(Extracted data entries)
◆ ◆ ◆ ◆ ◆
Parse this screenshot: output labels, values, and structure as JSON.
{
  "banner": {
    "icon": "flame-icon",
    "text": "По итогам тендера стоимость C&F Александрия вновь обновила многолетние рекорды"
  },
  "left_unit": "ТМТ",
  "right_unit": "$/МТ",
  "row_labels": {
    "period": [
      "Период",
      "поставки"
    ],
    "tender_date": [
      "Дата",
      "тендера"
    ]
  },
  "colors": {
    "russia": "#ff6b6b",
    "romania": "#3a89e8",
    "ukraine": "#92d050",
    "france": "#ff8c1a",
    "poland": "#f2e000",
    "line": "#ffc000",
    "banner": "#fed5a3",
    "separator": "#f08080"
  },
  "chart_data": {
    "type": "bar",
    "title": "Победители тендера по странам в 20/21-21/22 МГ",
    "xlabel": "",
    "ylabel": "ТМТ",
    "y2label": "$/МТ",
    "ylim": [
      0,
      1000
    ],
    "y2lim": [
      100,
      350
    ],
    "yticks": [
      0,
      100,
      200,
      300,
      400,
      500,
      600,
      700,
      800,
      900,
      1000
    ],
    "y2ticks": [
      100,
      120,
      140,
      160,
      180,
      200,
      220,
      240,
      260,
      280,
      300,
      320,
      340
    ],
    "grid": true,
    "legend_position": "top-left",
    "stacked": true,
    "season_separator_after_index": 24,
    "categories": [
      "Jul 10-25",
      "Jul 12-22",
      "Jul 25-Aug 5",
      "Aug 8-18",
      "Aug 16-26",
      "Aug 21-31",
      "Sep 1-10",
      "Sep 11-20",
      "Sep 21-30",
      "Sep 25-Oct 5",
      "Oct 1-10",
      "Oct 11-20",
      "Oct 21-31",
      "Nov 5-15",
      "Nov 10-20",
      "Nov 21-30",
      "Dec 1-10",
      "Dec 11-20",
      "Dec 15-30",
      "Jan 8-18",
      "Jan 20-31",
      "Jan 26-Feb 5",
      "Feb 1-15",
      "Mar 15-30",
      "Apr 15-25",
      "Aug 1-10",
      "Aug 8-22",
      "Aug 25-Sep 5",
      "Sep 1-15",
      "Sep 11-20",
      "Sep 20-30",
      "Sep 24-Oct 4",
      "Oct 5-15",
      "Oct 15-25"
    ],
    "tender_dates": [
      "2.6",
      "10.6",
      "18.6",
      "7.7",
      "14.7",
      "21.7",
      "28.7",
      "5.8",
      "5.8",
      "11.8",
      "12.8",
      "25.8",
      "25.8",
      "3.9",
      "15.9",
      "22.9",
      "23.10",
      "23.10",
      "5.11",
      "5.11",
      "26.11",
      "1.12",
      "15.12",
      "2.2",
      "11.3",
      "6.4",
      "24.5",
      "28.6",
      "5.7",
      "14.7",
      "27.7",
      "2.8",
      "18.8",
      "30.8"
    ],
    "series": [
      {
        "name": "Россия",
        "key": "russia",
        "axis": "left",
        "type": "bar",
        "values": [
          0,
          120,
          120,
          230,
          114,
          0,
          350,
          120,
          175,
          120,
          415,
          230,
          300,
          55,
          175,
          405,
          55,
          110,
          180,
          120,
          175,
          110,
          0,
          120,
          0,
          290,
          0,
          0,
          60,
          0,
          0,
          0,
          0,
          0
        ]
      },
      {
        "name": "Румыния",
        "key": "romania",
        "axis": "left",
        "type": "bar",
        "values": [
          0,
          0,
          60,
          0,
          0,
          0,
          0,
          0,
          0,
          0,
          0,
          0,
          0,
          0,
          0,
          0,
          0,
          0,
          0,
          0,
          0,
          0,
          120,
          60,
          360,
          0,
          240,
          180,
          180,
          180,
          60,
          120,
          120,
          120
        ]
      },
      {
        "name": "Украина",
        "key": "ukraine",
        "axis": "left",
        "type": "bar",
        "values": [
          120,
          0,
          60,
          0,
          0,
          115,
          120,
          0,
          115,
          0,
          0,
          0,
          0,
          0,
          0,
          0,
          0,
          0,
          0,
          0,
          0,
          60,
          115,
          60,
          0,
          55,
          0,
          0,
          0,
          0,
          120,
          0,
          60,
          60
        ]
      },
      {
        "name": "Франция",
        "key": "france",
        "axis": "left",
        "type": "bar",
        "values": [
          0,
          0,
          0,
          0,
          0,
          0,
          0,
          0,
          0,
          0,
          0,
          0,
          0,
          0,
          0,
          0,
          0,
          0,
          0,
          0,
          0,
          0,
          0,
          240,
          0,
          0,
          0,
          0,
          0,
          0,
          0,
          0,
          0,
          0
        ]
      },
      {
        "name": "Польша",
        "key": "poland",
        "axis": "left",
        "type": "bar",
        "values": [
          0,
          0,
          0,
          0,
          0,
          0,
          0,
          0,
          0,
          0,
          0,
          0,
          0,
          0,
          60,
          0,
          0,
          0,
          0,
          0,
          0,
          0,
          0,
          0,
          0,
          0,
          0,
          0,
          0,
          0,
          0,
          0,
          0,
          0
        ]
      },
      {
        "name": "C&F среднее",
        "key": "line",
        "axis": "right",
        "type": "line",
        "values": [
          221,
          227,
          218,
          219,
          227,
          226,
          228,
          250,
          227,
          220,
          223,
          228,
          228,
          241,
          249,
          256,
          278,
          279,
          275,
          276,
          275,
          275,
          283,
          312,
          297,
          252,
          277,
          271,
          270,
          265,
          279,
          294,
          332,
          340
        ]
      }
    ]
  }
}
◆ ◆ ◆ ◆ ◆
Retype the listing. Match it exactly.

Parse this screenshot: output labels, values, and structure as JSON.
{
  "banner": {
    "icon": "flame-icon",
    "text": "По итогам тендера стоимость C&F Александрия вновь обновила многолетние рекорды"
  },
  "left_unit": "ТМТ",
  "right_unit": "$/МТ",
  "row_labels": {
    "period": [
      "Период",
      "поставки"
    ],
    "tender_date": [
      "Дата",
      "тендера"
    ]
  },
  "colors": {
    "russia": "#ff6b6b",
    "romania": "#3a89e8",
    "ukraine": "#92d050",
    "france": "#ff8c1a",
    "poland": "#f2e000",
    "line": "#ffc000",
    "banner": "#fed5a3",
    "separator": "#f08080"
  },
  "chart_data": {
    "type": "bar",
    "title": "Победители тендера по странам в 20/21-21/22 МГ",
    "xlabel": "",
    "ylabel": "ТМТ",
    "y2label": "$/МТ",
    "ylim": [
      0,
      1000
    ],
    "y2lim": [
      100,
      350
    ],
    "yticks": [
      0,
      100,
      200,
      300,
      400,
      500,
      600,
      700,
      800,
      900,
      1000
    ],
    "y2ticks": [
      100,
      120,
      140,
      160,
      180,
      200,
      220,
      240,
      260,
      280,
      300,
      320,
      340
    ],
    "grid": true,
    "legend_position": "top-left",
    "stacked": true,
    "season_separator_after_index": 24,
    "categories": [
      "Jul 10-25",
      "Jul 12-22",
      "Jul 25-Aug 5",
      "Aug 8-18",
      "Aug 16-26",
      "Aug 21-31",
      "Sep 1-10",
      "Sep 11-20",
      "Sep 21-30",
      "Sep 25-Oct 5",
      "Oct 1-10",
      "Oct 11-20",
      "Oct 21-31",
      "Nov 5-15",
      "Nov 10-20",
      "Nov 21-30",
      "Dec 1-10",
      "Dec 11-20",
      "Dec 15-30",
      "Jan 8-18",
      "Jan 20-31",
      "Jan 26-Feb 5",
      "Feb 1-15",
      "Mar 15-30",
      "Apr 15-25",
      "Aug 1-10",
      "Aug 8-22",
      "Aug 25-Sep 5",
      "Sep 1-15",
      "Sep 11-20",
      "Sep 20-30",
      "Sep 24-Oct 4",
      "Oct 5-15",
      "Oct 15-25"
    ],
    "tender_dates": [
      "2.6",
      "10.6",
      "18.6",
      "7.7",
      "14.7",
      "21.7",
      "28.7",
      "5.8",
      "5.8",
      "11.8",
      "12.8",
      "25.8",
      "25.8",
      "3.9",
      "15.9",
      "22.9",
      "23.10",
      "23.10",
      "5.11",
      "5.11",
      "26.11",
      "1.12",
      "15.12",
      "2.2",
      "11.3",
      "6.4",
      "24.5",
      "28.6",
      "5.7",
      "14.7",
      "27.7",
      "2.8",
      "18.8",
      "30.8"
    ],
    "series": [
      {
        "name": "Россия",
        "key": "russia",
        "axis": "left",
        "type": "bar",
        "values": [
          0,
          120,
          120,
          230,
          114,
          0,
          350,
          120,
          175,
          120,
          415,
          230,
          300,
          55,
          175,
          405,
          55,
          110,
          180,
          120,
          175,
          110,
          0,
          120,
          0,
          290,
          0,
          0,
          60,
          0,
          0,
          0,
          0,
          0
        ]
      },
      {
        "name": "Румыния",
        "key": "romania",
        "axis": "left",
        "type": "bar",
        "values": [
          0,
          0,
          60,
          0,
          0,
          0,
          0,
          0,
          0,
          0,
          0,
          0,
          0,
          0,
          0,
          0,
          0,
          0,
          0,
          0,
          0,
          0,
          120,
          60,
          360,
          0,
          240,
          180,
          180,
          180,
          60,
          120,
          120,
          120
        ]
      },
      {
        "name": "Украина",
        "key": "ukraine",
        "axis": "left",
        "type": "bar",
        "values": [
          120,
          0,
          60,
          0,
          0,
          115,
          120,
          0,
          115,
          0,
          0,
          0,
          0,
          0,
          0,
          0,
          0,
          0,
          0,
          0,
          0,
          60,
          115,
          60,
          0,
          55,
          0,
          0,
          0,
          0,
          120,
          0,
          60,
          60
        ]
      },
      {
        "name": "Франция",
        "key": "france",
        "axis": "left",
        "type": "bar",
        "values": [
          0,
          0,
          0,
          0,
          0,
          0,
          0,
          0,
          0,
          0,
          0,
          0,
          0,
          0,
          0,
          0,
          0,
          0,
          0,
          0,
          0,
          0,
          0,
          240,
          0,
          0,
          0,
          0,
          0,
          0,
          0,
          0,
          0,
          0
        ]
      },
      {
        "name": "Польша",
        "key": "poland",
        "axis": "left",
        "type": "bar",
        "values": [
          0,
          0,
          0,
          0,
          0,
          0,
          0,
          0,
          0,
          0,
          0,
          0,
          0,
          0,
          60,
          0,
          0,
          0,
          0,
          0,
          0,
          0,
          0,
          0,
          0,
          0,
          0,
          0,
          0,
          0,
          0,
          0,
          0,
          0
        ]
      },
      {
        "name": "C&F среднее",
        "key": "line",
        "axis": "right",
        "type": "line",
        "values": [
          221,
          227,
          218,
          219,
          227,
          226,
          228,
          250,
          227,
          220,
          223,
          228,
          228,
          241,
          249,
          256,
          278,
          279,
          275,
          276,
          275,
          275,
          283,
          312,
          297,
          252,
          277,
          271,
          270,
          265,
          279,
          294,
          332,
          340
        ]
      }
    ]
  }
}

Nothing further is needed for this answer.